▶ [Given records]
○ ○ ○
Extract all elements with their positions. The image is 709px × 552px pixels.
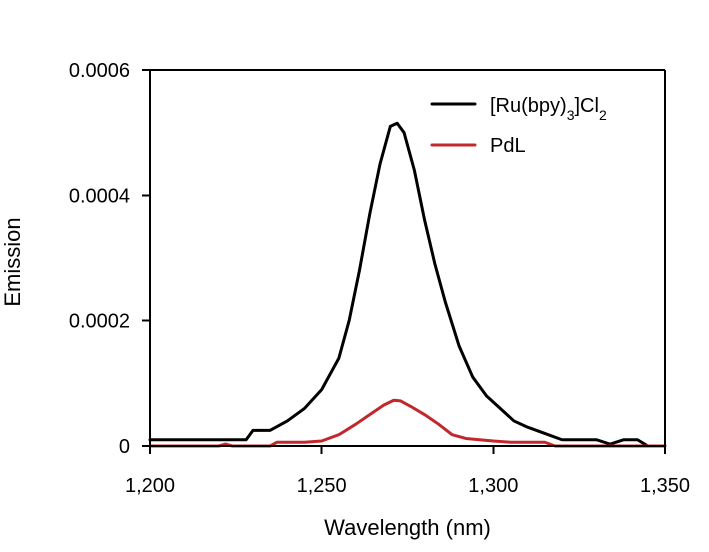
- legend-label-ru-sub-3: 3: [567, 107, 575, 123]
- y-tick-label: 0.0002: [69, 311, 130, 333]
- series-line-ru-bpy3-cl2: [148, 121, 650, 448]
- legend-label-ru-main: [Ru(bpy): [490, 95, 567, 117]
- y-tick-label: 0.0004: [69, 185, 130, 207]
- axes-layer: [149, 69, 666, 447]
- legend: [Ru(bpy)3]Cl2 PdL: [430, 95, 607, 157]
- y-tick-label: 0: [119, 436, 130, 458]
- y-axis-title: Emission: [0, 217, 25, 306]
- plot-layer: [148, 121, 667, 448]
- x-tick-label: 1,300: [468, 475, 518, 497]
- x-tick-label: 1,350: [640, 475, 690, 497]
- ticks-layer: 0 0.0002 0.0004 0.0006 1,200 1,250 1,300 1,350: [69, 60, 690, 497]
- x-tick-label: 1,200: [125, 475, 175, 497]
- legend-label-pdl: PdL: [490, 135, 526, 157]
- y-tick-label: 0.0006: [69, 60, 130, 82]
- legend-label-ru-bpy3-cl2: [Ru(bpy)3]Cl2: [490, 95, 607, 123]
- legend-label-ru-sub-2: 2: [599, 107, 607, 123]
- legend-label-ru-mid: ]Cl: [575, 95, 599, 117]
- x-tick-label: 1,250: [297, 475, 347, 497]
- x-axis-title: Wavelength (nm): [324, 515, 491, 540]
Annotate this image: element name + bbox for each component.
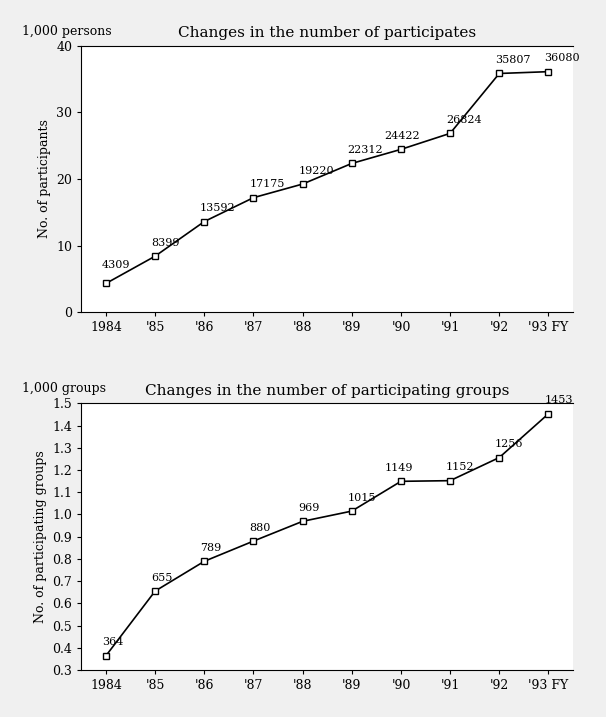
- Title: Changes in the number of participating groups: Changes in the number of participating g…: [145, 384, 510, 398]
- Text: 1,000 persons: 1,000 persons: [22, 24, 112, 37]
- Text: 22312: 22312: [348, 145, 383, 155]
- Text: 655: 655: [151, 573, 172, 583]
- Text: 1453: 1453: [544, 396, 573, 405]
- Text: 36080: 36080: [544, 53, 580, 63]
- Text: 8399: 8399: [151, 238, 179, 248]
- Text: 1,000 groups: 1,000 groups: [22, 382, 107, 395]
- Text: 1256: 1256: [495, 440, 524, 450]
- Text: 1149: 1149: [384, 463, 413, 473]
- Title: Changes in the number of participates: Changes in the number of participates: [178, 27, 476, 40]
- Text: 789: 789: [200, 543, 221, 553]
- Text: 4309: 4309: [102, 260, 130, 270]
- Y-axis label: No. of participating groups: No. of participating groups: [34, 450, 47, 623]
- Text: 17175: 17175: [249, 179, 285, 189]
- Text: 35807: 35807: [495, 55, 531, 65]
- Text: 26824: 26824: [446, 115, 482, 125]
- Text: 1015: 1015: [348, 493, 376, 503]
- Text: 969: 969: [298, 503, 320, 513]
- Text: 880: 880: [249, 523, 271, 533]
- Text: 13592: 13592: [200, 203, 236, 213]
- Text: 19220: 19220: [298, 166, 334, 176]
- Text: 1152: 1152: [446, 462, 474, 473]
- Y-axis label: No. of participants: No. of participants: [38, 120, 51, 238]
- Text: 24422: 24422: [384, 131, 420, 141]
- Text: 364: 364: [102, 637, 123, 647]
○ ○ ○
▶ [Written instruction]
Return every line of the material above word for word, leaving out the picture lines.

▶ [Result of this exercise]
Extract all elements with their positions. The image is 709px × 552px pixels.
- legend-label-ru-sub-3: 3: [567, 107, 575, 123]
- y-tick-label: 0.0002: [69, 311, 130, 333]
- series-line-ru-bpy3-cl2: [148, 121, 650, 448]
- legend-label-ru-main: [Ru(bpy): [490, 95, 567, 117]
- y-tick-label: 0.0004: [69, 185, 130, 207]
- axes-layer: [149, 69, 666, 447]
- legend: [Ru(bpy)3]Cl2 PdL: [430, 95, 607, 157]
- y-tick-label: 0: [119, 436, 130, 458]
- y-axis-title: Emission: [0, 217, 25, 306]
- plot-layer: [148, 121, 667, 448]
- x-tick-label: 1,300: [468, 475, 518, 497]
- x-tick-label: 1,350: [640, 475, 690, 497]
- ticks-layer: 0 0.0002 0.0004 0.0006 1,200 1,250 1,300 1,350: [69, 60, 690, 497]
- x-tick-label: 1,200: [125, 475, 175, 497]
- legend-label-pdl: PdL: [490, 135, 526, 157]
- y-tick-label: 0.0006: [69, 60, 130, 82]
- legend-label-ru-bpy3-cl2: [Ru(bpy)3]Cl2: [490, 95, 607, 123]
- legend-label-ru-sub-2: 2: [599, 107, 607, 123]
- legend-label-ru-mid: ]Cl: [575, 95, 599, 117]
- x-tick-label: 1,250: [297, 475, 347, 497]
- x-axis-title: Wavelength (nm): [324, 515, 491, 540]
Annotate this image: element name + bbox for each component.
- Title: Changes in the number of participating groups: Changes in the number of participating g…: [145, 384, 510, 398]
- Text: 1,000 persons: 1,000 persons: [22, 24, 112, 37]
- Text: 22312: 22312: [348, 145, 383, 155]
- Text: 655: 655: [151, 573, 172, 583]
- Text: 1453: 1453: [544, 396, 573, 405]
- Text: 36080: 36080: [544, 53, 580, 63]
- Text: 8399: 8399: [151, 238, 179, 248]
- Text: 1,000 groups: 1,000 groups: [22, 382, 107, 395]
- Text: 1256: 1256: [495, 440, 524, 450]
- Text: 1149: 1149: [384, 463, 413, 473]
- Title: Changes in the number of participates: Changes in the number of participates: [178, 27, 476, 40]
- Text: 789: 789: [200, 543, 221, 553]
- Text: 4309: 4309: [102, 260, 130, 270]
- Y-axis label: No. of participating groups: No. of participating groups: [34, 450, 47, 623]
- Text: 17175: 17175: [249, 179, 285, 189]
- Text: 35807: 35807: [495, 55, 531, 65]
- Text: 26824: 26824: [446, 115, 482, 125]
- Text: 1015: 1015: [348, 493, 376, 503]
- Text: 969: 969: [298, 503, 320, 513]
- Text: 880: 880: [249, 523, 271, 533]
- Text: 13592: 13592: [200, 203, 236, 213]
- Text: 19220: 19220: [298, 166, 334, 176]
- Text: 1152: 1152: [446, 462, 474, 473]
- Y-axis label: No. of participants: No. of participants: [38, 120, 51, 238]
- Text: 24422: 24422: [384, 131, 420, 141]
- Text: 364: 364: [102, 637, 123, 647]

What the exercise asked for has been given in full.